Items listed in a dataset:
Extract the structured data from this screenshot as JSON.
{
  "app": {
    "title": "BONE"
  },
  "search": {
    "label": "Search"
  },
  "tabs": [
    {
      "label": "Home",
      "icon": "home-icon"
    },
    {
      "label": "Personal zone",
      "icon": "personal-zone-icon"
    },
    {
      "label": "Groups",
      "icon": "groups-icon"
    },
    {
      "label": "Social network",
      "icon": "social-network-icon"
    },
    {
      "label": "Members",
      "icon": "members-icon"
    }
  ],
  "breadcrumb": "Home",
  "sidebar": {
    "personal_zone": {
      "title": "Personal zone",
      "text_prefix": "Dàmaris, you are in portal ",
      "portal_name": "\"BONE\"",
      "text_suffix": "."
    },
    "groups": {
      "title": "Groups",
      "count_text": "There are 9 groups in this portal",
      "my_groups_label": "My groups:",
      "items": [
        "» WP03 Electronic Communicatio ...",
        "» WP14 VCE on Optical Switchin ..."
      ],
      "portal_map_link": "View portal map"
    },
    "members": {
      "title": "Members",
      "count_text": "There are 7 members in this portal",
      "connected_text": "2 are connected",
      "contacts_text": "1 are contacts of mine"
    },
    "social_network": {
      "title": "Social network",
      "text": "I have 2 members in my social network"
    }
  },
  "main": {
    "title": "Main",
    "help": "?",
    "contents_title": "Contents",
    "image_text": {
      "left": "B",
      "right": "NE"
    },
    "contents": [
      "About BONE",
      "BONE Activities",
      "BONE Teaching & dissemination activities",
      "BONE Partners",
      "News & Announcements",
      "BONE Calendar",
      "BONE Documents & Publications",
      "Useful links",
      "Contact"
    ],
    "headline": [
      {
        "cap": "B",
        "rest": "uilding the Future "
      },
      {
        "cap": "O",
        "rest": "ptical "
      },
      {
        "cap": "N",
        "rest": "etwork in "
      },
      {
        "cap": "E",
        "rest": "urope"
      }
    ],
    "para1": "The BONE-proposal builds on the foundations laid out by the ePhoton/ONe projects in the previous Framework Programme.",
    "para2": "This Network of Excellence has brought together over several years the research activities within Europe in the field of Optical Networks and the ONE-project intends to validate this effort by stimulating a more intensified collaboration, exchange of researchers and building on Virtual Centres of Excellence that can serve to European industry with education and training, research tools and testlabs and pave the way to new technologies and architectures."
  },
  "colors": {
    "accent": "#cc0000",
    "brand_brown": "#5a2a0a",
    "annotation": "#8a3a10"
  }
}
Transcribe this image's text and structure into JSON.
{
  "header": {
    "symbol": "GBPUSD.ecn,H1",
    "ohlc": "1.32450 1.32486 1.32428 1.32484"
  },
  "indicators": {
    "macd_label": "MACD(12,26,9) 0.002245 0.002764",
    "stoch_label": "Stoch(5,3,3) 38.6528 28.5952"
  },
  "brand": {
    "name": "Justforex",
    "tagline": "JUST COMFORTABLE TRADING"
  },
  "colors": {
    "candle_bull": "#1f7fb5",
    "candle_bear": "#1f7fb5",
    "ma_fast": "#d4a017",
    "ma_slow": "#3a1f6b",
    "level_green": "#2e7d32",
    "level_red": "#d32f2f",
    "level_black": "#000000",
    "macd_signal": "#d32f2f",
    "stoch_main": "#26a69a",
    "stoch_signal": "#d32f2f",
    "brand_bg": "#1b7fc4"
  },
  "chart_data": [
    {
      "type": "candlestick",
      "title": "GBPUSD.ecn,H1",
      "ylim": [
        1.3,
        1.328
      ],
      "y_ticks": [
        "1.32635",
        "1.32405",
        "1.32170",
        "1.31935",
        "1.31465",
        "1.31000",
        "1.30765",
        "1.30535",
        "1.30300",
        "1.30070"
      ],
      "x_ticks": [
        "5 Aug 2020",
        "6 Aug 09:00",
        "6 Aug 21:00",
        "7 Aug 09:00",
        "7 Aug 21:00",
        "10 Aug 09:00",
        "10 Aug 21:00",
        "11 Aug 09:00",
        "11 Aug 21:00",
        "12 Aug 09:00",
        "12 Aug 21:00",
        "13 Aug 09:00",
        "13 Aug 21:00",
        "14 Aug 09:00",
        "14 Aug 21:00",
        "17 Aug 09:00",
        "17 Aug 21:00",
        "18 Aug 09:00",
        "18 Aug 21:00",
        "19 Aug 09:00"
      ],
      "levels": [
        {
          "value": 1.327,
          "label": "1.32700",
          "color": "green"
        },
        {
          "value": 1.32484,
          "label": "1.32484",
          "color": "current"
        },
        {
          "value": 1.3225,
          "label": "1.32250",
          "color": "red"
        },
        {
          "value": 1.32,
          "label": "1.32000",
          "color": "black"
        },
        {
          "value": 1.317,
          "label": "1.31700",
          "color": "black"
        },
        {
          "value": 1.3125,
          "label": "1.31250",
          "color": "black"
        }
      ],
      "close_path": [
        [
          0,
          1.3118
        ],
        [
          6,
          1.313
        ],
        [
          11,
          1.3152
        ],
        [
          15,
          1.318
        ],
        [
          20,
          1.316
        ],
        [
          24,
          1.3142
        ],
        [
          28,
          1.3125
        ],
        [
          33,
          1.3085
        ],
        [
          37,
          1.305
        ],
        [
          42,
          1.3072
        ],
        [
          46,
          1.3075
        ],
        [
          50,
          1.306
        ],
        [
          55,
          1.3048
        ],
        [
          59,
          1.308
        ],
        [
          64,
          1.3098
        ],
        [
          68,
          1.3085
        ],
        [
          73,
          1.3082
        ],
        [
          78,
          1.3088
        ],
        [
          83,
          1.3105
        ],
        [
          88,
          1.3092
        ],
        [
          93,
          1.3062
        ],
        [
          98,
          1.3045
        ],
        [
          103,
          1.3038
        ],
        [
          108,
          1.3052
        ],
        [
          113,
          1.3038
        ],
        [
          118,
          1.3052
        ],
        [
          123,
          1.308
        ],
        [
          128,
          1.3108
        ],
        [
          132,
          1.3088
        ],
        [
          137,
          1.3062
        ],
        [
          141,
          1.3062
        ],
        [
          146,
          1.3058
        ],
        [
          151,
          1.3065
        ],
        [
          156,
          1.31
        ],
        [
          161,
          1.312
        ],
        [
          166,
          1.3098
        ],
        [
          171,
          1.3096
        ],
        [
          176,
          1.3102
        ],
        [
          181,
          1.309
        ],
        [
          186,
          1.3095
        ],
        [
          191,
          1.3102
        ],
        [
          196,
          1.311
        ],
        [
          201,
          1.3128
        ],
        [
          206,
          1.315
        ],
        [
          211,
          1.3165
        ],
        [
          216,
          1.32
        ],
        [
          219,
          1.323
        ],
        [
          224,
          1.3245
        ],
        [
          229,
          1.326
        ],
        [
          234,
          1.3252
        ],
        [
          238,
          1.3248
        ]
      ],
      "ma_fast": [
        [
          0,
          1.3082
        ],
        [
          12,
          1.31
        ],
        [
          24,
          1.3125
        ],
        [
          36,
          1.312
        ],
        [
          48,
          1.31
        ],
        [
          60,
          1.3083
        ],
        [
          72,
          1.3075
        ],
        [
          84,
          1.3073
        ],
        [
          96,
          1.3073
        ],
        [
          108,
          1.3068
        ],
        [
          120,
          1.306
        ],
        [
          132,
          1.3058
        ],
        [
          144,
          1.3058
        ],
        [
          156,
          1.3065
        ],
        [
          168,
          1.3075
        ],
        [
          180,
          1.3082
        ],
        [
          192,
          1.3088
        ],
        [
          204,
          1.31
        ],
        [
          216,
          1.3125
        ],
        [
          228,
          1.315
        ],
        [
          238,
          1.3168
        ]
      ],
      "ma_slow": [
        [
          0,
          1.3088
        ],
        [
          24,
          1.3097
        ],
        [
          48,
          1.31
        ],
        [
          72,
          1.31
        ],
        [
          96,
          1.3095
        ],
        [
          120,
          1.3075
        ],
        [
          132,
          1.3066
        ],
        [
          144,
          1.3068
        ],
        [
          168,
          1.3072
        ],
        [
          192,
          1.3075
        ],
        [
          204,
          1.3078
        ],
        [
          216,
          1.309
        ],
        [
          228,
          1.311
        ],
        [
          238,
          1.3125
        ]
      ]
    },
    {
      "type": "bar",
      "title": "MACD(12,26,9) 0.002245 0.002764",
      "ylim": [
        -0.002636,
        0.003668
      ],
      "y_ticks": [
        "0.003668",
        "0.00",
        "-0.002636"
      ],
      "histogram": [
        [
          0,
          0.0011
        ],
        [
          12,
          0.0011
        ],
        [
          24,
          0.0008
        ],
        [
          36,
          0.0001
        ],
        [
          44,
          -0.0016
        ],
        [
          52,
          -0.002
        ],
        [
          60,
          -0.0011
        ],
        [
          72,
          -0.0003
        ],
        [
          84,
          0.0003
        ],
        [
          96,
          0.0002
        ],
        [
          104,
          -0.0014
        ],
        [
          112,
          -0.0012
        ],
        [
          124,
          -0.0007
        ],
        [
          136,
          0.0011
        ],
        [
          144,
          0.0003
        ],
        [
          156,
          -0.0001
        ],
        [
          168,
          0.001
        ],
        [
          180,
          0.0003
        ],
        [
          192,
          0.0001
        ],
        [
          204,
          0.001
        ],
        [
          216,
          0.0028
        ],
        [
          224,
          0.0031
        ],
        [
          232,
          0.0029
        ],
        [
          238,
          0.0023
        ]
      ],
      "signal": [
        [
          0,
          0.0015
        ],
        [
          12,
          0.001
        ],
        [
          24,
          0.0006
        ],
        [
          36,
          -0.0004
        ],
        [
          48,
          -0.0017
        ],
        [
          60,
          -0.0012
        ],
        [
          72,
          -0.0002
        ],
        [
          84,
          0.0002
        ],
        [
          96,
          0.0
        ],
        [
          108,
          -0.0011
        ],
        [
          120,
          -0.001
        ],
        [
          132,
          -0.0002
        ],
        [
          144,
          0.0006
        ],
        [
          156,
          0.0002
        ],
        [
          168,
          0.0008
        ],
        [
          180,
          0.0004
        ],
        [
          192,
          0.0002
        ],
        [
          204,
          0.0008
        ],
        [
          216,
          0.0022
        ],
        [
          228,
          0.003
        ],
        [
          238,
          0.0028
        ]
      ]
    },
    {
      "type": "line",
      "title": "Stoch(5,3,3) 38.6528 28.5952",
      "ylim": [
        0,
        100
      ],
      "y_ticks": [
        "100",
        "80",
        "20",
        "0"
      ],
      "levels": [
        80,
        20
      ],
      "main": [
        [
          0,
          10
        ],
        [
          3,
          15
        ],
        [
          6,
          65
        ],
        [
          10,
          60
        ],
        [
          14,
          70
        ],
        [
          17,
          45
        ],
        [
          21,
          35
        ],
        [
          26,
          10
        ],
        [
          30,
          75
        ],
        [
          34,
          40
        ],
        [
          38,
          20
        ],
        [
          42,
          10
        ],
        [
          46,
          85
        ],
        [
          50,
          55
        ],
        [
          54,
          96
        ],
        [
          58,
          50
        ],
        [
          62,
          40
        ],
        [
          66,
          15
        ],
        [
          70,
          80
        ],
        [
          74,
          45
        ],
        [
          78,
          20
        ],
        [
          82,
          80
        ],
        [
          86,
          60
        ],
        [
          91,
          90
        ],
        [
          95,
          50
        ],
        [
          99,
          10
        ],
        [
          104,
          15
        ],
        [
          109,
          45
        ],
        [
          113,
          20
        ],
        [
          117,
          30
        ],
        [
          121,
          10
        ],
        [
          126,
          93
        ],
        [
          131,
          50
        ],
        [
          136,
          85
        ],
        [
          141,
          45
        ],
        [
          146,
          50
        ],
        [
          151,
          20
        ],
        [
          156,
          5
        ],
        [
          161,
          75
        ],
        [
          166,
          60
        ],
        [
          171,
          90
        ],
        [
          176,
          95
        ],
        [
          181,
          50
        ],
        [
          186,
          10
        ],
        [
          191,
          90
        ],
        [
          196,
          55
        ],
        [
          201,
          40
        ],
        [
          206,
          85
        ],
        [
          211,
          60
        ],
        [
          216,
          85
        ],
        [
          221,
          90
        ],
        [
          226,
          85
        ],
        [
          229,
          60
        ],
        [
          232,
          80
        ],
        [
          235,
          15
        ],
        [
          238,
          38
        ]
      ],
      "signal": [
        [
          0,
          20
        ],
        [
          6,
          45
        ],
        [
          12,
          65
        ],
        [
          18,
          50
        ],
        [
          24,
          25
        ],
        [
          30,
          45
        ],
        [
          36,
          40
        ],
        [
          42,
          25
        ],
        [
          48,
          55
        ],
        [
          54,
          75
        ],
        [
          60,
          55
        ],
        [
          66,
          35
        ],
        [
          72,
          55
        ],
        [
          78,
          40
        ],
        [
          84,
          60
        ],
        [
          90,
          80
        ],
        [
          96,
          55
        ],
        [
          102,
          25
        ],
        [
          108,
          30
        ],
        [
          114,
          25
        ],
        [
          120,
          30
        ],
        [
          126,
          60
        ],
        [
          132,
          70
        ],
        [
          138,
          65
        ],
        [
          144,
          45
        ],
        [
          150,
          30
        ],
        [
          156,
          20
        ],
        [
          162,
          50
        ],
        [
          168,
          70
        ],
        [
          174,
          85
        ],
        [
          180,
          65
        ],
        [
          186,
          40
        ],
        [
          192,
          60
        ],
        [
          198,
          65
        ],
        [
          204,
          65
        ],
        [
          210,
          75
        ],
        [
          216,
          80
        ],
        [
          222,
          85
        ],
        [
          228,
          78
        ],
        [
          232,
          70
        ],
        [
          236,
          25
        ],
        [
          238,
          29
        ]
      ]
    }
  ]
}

- [What is required] Only a number is wanted: how many lines of the material above hold "There"?

- [Answer to this problem] 2